● Problem details: Copy out the whole listing exactly as written, leaving the pictures behind.
--- start ---
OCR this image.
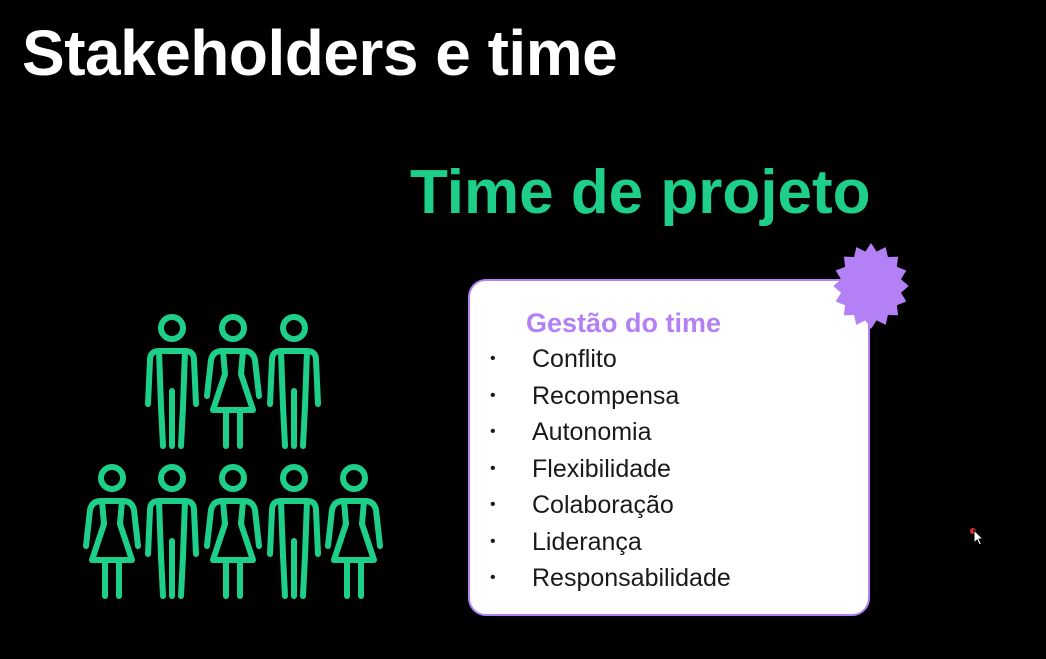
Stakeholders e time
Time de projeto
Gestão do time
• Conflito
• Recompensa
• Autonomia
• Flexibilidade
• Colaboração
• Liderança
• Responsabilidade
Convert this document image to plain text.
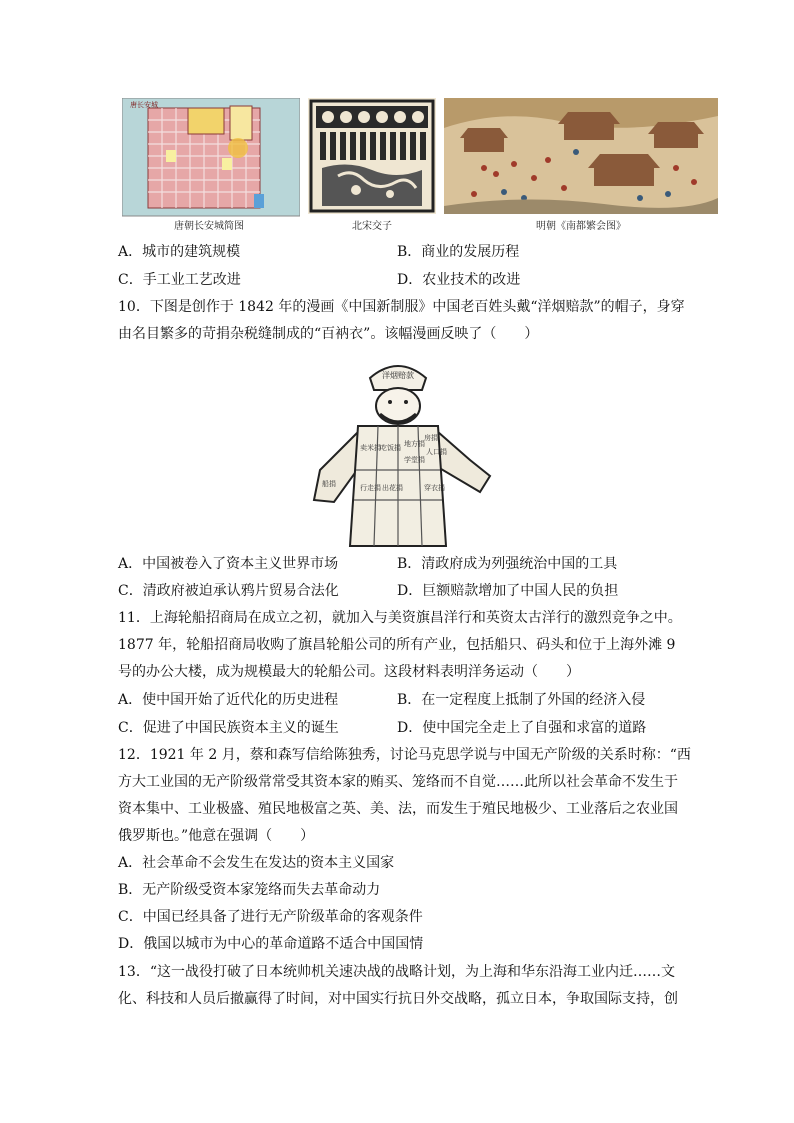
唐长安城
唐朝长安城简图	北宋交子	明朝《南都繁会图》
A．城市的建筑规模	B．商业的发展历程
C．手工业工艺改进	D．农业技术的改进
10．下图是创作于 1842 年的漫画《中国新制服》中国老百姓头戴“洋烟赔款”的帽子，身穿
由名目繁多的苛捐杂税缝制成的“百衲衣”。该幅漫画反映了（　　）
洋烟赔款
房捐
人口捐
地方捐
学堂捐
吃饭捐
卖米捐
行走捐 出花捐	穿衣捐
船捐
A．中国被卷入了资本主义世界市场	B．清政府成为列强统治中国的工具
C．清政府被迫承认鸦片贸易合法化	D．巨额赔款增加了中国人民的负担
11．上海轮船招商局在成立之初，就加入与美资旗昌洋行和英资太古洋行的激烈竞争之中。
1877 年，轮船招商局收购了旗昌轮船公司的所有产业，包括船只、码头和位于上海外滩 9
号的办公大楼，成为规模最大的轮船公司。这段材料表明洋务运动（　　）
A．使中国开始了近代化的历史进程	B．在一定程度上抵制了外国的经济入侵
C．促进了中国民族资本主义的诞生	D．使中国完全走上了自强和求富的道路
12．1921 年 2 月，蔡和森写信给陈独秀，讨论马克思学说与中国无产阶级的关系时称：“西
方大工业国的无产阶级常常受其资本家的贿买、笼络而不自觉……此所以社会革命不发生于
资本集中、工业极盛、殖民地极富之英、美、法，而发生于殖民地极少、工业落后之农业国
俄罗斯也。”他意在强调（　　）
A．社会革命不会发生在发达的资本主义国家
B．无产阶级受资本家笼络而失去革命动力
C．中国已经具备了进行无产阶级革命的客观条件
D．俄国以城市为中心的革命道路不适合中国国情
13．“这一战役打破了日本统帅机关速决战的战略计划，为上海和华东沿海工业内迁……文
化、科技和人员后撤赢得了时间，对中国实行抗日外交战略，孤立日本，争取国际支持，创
--- end ---
● Result for this task:
OCR this image.
Stakeholders e time
Time de projeto
Gestão do time
• Conflito
• Recompensa
• Autonomia
• Flexibilidade
• Colaboração
• Liderança
• Responsabilidade
Convert this document image to plain text.
唐长安城
唐朝长安城简图	北宋交子	明朝《南都繁会图》
A．城市的建筑规模	B．商业的发展历程
C．手工业工艺改进	D．农业技术的改进
10．下图是创作于 1842 年的漫画《中国新制服》中国老百姓头戴“洋烟赔款”的帽子，身穿
由名目繁多的苛捐杂税缝制成的“百衲衣”。该幅漫画反映了（　　）
洋烟赔款
房捐
人口捐
地方捐
学堂捐
吃饭捐
卖米捐
行走捐 出花捐	穿衣捐
船捐
A．中国被卷入了资本主义世界市场	B．清政府成为列强统治中国的工具
C．清政府被迫承认鸦片贸易合法化	D．巨额赔款增加了中国人民的负担
11．上海轮船招商局在成立之初，就加入与美资旗昌洋行和英资太古洋行的激烈竞争之中。
1877 年，轮船招商局收购了旗昌轮船公司的所有产业，包括船只、码头和位于上海外滩 9
号的办公大楼，成为规模最大的轮船公司。这段材料表明洋务运动（　　）
A．使中国开始了近代化的历史进程	B．在一定程度上抵制了外国的经济入侵
C．促进了中国民族资本主义的诞生	D．使中国完全走上了自强和求富的道路
12．1921 年 2 月，蔡和森写信给陈独秀，讨论马克思学说与中国无产阶级的关系时称：“西
方大工业国的无产阶级常常受其资本家的贿买、笼络而不自觉……此所以社会革命不发生于
资本集中、工业极盛、殖民地极富之英、美、法，而发生于殖民地极少、工业落后之农业国
俄罗斯也。”他意在强调（　　）
A．社会革命不会发生在发达的资本主义国家
B．无产阶级受资本家笼络而失去革命动力
C．中国已经具备了进行无产阶级革命的客观条件
D．俄国以城市为中心的革命道路不适合中国国情
13．“这一战役打破了日本统帅机关速决战的战略计划，为上海和华东沿海工业内迁……文
化、科技和人员后撤赢得了时间，对中国实行抗日外交战略，孤立日本，争取国际支持，创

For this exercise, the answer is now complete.